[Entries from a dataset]
#####
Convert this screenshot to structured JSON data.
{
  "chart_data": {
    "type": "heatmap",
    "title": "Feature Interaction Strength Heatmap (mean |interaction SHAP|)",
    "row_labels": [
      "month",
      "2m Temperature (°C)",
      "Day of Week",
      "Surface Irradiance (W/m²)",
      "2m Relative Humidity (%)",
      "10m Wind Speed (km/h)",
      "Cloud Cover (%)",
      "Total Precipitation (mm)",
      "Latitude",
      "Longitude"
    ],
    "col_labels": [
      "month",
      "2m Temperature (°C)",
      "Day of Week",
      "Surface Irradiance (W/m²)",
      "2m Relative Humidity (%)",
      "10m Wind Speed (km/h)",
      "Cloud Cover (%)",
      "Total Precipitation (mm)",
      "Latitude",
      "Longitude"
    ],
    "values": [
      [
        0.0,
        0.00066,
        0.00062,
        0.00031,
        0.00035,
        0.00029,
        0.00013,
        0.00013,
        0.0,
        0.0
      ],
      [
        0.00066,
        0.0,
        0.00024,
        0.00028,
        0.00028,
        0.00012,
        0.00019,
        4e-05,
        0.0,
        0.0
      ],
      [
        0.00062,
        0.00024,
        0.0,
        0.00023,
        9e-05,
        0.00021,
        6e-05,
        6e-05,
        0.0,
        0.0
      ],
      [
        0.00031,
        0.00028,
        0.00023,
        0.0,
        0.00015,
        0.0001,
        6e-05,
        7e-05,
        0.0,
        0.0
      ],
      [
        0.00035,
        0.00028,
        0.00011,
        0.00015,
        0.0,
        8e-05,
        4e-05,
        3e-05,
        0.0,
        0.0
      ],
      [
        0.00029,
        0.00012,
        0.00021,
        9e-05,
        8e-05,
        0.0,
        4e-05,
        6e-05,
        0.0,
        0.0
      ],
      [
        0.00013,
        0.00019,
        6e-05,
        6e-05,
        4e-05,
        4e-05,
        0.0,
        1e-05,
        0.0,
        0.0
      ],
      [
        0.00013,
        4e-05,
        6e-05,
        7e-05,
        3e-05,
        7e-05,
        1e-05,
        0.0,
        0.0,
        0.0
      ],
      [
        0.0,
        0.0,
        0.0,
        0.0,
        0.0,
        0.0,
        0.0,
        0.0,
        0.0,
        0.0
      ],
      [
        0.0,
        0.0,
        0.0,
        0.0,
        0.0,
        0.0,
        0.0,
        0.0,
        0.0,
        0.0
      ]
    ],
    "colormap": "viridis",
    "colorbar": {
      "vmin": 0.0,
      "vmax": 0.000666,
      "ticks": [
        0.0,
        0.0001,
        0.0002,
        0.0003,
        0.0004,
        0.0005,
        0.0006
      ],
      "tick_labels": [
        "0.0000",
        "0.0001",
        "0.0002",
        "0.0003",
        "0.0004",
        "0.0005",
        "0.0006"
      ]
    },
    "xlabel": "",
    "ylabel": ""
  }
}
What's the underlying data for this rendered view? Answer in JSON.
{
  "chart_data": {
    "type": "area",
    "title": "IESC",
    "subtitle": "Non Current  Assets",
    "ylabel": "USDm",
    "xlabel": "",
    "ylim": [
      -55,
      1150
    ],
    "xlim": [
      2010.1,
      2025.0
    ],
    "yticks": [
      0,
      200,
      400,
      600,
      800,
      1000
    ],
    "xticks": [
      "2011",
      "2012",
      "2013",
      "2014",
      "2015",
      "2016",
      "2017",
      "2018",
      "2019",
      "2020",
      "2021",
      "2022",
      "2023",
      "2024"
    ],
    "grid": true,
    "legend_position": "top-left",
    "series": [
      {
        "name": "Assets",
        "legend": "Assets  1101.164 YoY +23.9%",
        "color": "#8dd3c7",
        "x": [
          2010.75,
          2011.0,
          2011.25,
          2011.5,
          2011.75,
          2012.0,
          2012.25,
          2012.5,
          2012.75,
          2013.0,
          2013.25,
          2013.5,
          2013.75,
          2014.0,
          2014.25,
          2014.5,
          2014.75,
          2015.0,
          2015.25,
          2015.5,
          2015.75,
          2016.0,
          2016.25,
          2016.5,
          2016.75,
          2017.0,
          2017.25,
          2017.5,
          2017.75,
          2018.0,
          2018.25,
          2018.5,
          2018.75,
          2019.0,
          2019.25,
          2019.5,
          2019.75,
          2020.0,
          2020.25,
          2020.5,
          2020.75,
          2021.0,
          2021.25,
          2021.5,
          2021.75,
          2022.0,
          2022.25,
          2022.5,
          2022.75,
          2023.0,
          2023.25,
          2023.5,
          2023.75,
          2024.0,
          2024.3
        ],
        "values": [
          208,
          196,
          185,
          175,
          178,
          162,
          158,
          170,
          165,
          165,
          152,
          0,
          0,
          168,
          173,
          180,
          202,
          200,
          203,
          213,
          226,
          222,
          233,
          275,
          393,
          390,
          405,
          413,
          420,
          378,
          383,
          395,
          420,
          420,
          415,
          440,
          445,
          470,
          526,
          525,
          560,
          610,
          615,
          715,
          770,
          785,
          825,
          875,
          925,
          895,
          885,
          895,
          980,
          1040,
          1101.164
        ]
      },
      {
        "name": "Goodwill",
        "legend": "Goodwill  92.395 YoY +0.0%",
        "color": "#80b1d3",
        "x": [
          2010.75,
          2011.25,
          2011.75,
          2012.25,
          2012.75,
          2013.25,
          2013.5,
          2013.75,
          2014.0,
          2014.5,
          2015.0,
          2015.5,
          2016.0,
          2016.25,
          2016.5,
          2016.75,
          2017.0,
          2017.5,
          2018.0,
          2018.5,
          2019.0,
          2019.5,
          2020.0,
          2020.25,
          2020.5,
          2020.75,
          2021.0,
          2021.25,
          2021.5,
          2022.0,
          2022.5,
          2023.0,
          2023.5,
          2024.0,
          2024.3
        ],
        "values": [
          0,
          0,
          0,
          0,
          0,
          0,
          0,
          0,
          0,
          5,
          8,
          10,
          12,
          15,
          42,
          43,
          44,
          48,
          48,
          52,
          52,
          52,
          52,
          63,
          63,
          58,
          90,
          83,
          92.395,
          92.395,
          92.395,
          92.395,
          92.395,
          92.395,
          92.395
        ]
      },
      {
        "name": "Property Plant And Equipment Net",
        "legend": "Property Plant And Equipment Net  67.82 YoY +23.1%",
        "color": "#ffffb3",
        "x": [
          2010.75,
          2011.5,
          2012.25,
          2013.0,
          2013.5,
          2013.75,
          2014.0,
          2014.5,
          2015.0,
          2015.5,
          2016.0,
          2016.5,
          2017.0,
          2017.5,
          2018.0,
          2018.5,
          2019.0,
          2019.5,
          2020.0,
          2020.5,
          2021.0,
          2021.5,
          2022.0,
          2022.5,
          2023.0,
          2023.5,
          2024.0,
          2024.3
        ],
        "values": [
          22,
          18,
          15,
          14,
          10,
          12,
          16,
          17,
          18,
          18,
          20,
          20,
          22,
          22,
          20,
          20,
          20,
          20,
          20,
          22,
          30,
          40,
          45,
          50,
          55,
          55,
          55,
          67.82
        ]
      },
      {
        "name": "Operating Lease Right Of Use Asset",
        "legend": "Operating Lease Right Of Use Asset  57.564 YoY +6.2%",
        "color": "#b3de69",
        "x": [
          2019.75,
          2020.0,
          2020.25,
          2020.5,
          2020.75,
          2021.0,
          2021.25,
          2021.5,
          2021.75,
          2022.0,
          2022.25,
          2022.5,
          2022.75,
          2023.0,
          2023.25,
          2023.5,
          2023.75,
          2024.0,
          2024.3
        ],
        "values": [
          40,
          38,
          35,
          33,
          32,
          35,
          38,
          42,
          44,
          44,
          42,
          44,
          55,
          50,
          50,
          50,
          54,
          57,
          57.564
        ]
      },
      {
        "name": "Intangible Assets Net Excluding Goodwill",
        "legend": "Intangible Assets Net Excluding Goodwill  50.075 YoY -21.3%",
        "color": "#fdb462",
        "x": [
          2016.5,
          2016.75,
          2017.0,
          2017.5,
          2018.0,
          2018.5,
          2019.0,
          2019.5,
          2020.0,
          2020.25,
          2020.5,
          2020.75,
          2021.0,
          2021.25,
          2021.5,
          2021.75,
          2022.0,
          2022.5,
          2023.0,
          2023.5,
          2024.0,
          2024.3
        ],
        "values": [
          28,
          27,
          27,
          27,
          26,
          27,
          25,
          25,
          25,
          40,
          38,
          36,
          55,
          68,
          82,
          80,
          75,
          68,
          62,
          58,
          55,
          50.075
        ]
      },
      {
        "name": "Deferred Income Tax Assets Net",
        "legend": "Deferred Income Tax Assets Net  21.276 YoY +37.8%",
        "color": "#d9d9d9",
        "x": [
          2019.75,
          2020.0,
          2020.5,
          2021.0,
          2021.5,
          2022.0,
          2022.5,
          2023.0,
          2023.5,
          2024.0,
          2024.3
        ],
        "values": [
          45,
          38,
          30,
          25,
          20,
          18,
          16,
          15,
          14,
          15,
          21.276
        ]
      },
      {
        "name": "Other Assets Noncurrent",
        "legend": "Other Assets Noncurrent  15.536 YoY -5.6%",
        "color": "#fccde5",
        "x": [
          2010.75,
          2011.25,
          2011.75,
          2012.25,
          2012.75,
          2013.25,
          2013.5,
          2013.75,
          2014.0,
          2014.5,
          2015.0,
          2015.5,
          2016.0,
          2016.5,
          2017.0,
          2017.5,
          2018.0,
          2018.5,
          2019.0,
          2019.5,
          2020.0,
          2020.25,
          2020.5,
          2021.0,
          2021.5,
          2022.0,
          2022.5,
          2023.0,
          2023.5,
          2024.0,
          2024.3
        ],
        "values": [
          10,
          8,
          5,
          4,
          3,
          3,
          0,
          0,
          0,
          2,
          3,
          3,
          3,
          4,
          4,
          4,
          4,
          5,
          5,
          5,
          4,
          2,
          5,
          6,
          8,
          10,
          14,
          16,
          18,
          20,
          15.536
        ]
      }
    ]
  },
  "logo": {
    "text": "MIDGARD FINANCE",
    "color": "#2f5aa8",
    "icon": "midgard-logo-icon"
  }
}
#####
| Instructions for the task |
Make a tally of the lines in this data that include the string "Lease", and answer with that tally alone.

| The output |
2